| PASSAGE PROVIDED |

Half of Detroit’s Adults are Functionally Illiterate
Detroit was once the symbol of American wealth and industrial capacity. It is now everybody’s emblem of decline.
In a nutshell, it says that roughly half of all the people who live in Detroit are illiterate. They can’t read the back of a cereal box. They can’t read a weather report. They can’t read at all.
They can’t read the back of a cereal box
That’s close to 200,000 people – about half of whom have high school diplomas or GED’s. Matt writes:Under those circumstances, I find it difficult to be seized with worry that schools are going to be ruined by teachers “teaching to the test” too much.
It is true that school districts that have started taking testing more seriously now need to step up and also take the possibility of outright cheating more seriously. But the fact that huge numbers of kids are passing through school systems and not learning basic literacy drives home the fact that districts also need to take checking to see if the kids are learning anything more seriously. That means tests, and since it’s good to be able to compare different schools to one another that means standardized tests. It’s a limited tool, it shouldn’t be the sole criterion on which the effectiveness of anything is measured, but it’s also an important one.
I’m fine with using tests to measure improvements, literacy, and so forth. The problem is when those tests become high-stakes and yes, when teachers begin “teaching to the test”.
When you teach to the test you end up teaching kids how to take tests and not much else. So yes, let’s use tests to measure education outcomes, but let’s use them the way tests are meant to be used and not as a cudgel hanging over the heads of students and teachers. Trust me, Detroit’s problems go way deeper than anything testing can fix – especially if that testing is used to unilaterally close schools or shame teachers.
You can’t expect to revive an economy where 200,000 of the city’s residents are functionally illiterate.
On that note, however, I do think more choice is probably a good idea for Detroit in particular. The school system, city government, and just about every other institution in Detroit are so corrupt and dilapidated, something has to give. And yes, the unions in that city are part of the problem, though I think not as much a part of the problem as corrupt government leaders.
And of course the economic decline of Detroit is the real villain here. Efforts to revive the economy are probably the most important thing anyone can do, but then we have a chicken-and-egg situation. You can’t expect to revive an economy where 200,000 of the city’s residents are functionally illiterate. But you can’t expect education reforms to solve the problem either when the economy is in such a mess.
The fact is, nobody has a good answer when it comes to Detroit, because there are no good answers. At this point, though, I’m game for throwing whatever we can at the problem and seeing what sticks.

| REQUIREMENT 1 |
Decide whether each statement agrees with the passage on literacy in Detroit, answering yes or no and quoting the words that settle it: (a) Roughly half of the people living in Detroit are illiterate. (b) The writer considers the unions a bigger part of the problem than corrupt government leaders. (c) About half of the close to 200,000 people have high school diplomas or GEDs.
| REQUIREMENT 2 |
Write out the passage on literacy in Detroit from "I’m fine with" to "or shame teachers.", word for word.
| REQUIREMENT 3 |
According to the passage on literacy in Detroit, what is "the real villain here"?
The lines that come after the passage on literacy in Detroit are unrelated material.

(Page segmentation data)
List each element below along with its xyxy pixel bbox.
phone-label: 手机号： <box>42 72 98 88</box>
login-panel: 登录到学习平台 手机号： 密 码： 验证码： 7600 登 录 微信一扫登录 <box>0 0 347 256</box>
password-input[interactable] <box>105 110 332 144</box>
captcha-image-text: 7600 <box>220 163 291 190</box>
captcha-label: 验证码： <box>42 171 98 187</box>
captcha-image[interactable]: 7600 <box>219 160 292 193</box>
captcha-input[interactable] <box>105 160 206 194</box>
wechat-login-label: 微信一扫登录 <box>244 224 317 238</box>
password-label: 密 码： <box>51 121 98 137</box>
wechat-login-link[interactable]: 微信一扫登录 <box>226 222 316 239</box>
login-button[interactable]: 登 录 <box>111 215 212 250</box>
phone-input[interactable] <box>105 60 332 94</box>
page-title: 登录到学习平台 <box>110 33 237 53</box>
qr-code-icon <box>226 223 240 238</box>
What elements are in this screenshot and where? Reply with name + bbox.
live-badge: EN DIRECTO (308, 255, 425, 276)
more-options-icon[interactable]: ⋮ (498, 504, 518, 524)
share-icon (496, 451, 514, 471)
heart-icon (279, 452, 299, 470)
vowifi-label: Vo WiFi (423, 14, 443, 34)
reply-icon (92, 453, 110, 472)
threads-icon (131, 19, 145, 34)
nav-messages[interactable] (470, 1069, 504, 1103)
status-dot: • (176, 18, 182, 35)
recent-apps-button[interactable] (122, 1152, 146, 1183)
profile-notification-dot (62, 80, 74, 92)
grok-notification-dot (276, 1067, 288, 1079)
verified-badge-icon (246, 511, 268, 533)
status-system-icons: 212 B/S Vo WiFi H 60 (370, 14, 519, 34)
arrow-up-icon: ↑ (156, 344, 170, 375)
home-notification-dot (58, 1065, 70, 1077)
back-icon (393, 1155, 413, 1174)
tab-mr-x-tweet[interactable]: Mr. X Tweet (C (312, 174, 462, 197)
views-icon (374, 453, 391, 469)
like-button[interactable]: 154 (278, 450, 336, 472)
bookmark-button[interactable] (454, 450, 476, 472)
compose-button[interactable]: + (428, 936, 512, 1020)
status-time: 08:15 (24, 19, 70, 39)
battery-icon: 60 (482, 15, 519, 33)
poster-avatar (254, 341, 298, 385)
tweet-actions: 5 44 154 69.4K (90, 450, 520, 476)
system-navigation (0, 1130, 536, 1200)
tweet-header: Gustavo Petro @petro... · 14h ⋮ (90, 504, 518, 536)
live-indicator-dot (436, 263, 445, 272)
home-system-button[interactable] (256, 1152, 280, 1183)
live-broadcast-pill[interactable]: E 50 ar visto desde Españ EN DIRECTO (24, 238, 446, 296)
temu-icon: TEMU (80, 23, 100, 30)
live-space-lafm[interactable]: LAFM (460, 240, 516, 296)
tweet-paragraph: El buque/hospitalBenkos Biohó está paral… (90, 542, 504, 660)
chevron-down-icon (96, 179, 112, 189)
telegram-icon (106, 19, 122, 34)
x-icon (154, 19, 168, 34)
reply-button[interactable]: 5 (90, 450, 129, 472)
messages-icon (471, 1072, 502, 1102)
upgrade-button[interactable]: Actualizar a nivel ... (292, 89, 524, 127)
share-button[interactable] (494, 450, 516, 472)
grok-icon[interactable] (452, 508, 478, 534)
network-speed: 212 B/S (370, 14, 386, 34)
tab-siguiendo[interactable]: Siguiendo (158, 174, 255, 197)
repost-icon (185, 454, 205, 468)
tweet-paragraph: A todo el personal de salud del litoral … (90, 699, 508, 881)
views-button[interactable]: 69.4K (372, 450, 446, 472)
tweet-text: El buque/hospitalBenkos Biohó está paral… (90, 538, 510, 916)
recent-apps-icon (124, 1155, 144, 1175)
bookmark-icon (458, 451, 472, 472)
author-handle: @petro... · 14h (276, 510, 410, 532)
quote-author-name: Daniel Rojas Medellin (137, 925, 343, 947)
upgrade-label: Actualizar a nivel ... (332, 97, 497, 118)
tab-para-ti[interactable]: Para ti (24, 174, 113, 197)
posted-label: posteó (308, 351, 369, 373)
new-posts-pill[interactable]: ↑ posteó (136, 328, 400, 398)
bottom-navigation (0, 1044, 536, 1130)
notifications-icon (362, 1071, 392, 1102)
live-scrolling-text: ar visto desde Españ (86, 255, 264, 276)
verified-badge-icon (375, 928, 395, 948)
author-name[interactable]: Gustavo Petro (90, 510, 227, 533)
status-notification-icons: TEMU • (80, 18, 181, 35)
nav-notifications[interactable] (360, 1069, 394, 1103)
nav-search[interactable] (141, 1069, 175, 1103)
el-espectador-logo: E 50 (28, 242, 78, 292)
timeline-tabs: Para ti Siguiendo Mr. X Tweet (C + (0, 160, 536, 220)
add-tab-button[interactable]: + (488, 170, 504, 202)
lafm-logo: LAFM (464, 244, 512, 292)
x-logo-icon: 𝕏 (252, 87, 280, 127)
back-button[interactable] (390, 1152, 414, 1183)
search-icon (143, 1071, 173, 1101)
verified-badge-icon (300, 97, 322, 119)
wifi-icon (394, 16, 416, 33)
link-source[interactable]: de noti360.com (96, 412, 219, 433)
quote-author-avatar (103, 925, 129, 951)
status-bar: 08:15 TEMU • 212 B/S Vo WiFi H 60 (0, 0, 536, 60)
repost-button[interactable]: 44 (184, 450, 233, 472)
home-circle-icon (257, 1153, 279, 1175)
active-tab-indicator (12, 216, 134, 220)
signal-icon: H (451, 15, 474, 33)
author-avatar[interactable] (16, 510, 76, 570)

| OUTPUT 1 |
(a) Yes: "roughly half of all the people who live in Detroit are illiterate."
(b) No: "though I think not as much a part of the problem as corrupt government leaders."
(c) Yes: "about half of whom have high school diplomas or GED’s."

| OUTPUT 2 |
I’m fine with using tests to measure improvements, literacy, and so forth. The problem is when those tests become high-stakes and yes, when teachers begin “teaching to the test”.
When you teach to the test you end up teaching kids how to take tests and not much else. So yes, let’s use tests to measure education outcomes, but let’s use them the way tests are meant to be used and not as a cudgel hanging over the heads of students and teachers. Trust me, Detroit’s problems go way deeper than anything testing can fix – especially if that testing is used to unilaterally close schools or shame teachers.

| OUTPUT 3 |
The economic decline of Detroit.